» Excerpted data:
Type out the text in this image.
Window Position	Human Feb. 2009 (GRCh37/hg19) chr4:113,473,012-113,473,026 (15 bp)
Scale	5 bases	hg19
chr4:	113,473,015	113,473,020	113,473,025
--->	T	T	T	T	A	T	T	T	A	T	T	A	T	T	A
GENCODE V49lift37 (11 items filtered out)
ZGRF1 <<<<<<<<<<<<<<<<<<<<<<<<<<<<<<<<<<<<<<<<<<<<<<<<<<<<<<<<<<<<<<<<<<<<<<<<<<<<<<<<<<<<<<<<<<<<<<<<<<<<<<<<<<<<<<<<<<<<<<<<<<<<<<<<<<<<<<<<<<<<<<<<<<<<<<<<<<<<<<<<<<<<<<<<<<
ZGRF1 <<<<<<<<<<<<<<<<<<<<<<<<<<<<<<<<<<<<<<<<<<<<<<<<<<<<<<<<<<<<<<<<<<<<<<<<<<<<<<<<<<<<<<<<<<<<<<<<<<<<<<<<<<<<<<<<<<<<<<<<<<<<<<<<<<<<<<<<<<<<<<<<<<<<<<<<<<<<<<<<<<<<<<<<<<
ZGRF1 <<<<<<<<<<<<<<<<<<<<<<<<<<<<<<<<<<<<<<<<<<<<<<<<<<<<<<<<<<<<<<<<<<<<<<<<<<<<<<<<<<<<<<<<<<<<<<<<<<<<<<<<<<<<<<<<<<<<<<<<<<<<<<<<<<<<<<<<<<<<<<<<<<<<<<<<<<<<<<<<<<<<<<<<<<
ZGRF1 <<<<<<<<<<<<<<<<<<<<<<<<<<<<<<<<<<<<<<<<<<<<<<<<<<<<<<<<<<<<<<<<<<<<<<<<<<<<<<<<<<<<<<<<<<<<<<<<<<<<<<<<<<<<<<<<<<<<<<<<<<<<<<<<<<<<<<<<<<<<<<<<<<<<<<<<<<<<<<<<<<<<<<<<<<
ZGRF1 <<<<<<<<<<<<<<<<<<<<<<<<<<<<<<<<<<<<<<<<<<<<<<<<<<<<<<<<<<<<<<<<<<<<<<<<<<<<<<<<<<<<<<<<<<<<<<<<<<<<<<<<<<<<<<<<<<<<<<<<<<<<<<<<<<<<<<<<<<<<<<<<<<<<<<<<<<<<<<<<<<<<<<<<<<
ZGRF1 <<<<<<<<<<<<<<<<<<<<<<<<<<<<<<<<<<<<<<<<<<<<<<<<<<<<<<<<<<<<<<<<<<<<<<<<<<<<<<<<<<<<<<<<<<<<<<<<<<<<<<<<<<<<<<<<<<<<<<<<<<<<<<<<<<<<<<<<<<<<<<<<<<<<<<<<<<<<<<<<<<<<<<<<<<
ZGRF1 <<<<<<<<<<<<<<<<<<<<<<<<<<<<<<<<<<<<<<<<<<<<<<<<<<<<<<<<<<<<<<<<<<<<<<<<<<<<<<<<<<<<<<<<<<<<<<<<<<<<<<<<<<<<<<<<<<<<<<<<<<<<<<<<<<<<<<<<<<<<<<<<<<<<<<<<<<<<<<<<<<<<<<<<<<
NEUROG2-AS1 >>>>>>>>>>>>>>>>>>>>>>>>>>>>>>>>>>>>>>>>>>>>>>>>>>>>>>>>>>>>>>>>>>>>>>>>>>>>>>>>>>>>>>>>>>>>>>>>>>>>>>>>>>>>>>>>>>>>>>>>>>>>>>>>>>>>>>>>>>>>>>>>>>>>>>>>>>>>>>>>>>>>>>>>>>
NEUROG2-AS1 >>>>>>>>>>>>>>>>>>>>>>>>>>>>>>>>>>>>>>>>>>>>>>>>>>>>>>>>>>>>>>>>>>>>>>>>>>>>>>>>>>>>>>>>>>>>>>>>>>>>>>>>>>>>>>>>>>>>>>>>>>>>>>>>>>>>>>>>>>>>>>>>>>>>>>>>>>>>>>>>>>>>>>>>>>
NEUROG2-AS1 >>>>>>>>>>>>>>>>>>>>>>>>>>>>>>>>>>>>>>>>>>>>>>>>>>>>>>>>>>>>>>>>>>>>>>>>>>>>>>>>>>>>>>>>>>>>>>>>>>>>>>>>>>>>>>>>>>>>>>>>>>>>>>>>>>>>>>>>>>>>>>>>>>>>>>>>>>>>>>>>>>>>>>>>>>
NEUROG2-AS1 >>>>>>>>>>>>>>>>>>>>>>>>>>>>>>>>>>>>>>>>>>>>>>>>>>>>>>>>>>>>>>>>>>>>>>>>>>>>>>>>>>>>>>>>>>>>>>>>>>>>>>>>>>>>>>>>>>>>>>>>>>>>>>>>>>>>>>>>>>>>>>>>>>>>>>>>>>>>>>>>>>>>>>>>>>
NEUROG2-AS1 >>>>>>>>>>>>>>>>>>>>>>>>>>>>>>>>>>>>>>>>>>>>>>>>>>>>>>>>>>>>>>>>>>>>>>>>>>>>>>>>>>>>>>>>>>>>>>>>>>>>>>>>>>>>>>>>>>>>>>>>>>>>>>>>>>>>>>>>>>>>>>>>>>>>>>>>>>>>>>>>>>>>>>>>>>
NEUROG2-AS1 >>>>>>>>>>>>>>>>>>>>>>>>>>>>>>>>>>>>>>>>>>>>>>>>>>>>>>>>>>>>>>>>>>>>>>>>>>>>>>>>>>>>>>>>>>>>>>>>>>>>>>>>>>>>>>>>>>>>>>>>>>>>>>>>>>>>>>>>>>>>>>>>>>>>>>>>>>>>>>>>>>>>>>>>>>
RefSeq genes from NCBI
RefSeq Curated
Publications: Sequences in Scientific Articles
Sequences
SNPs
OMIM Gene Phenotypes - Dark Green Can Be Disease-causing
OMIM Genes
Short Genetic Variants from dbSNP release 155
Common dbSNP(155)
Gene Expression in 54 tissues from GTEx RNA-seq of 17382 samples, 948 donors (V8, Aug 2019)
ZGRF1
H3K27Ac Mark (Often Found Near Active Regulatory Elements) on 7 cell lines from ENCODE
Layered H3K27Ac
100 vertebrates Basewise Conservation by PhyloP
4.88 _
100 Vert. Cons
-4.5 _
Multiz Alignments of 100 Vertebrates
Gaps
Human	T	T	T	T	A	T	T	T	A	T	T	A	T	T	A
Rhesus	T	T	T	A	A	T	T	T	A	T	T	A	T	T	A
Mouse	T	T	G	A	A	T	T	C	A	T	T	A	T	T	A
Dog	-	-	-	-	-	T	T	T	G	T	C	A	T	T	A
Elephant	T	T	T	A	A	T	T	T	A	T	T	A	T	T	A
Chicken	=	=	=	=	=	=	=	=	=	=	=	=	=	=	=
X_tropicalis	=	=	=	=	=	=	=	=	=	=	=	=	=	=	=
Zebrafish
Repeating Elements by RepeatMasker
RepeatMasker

» Work required: Look for the word "from" in every line of the listing and copy the lines that have it.

» Answer to this task:
RefSeq genes from NCBI
Short Genetic Variants from dbSNP release 155
Gene Expression in 54 tissues from GTEx RNA-seq of 17382 samples, 948 donors (V8, Aug 2019)
H3K27Ac Mark (Often Found Near Active Regulatory Elements) on 7 cell lines from ENCODE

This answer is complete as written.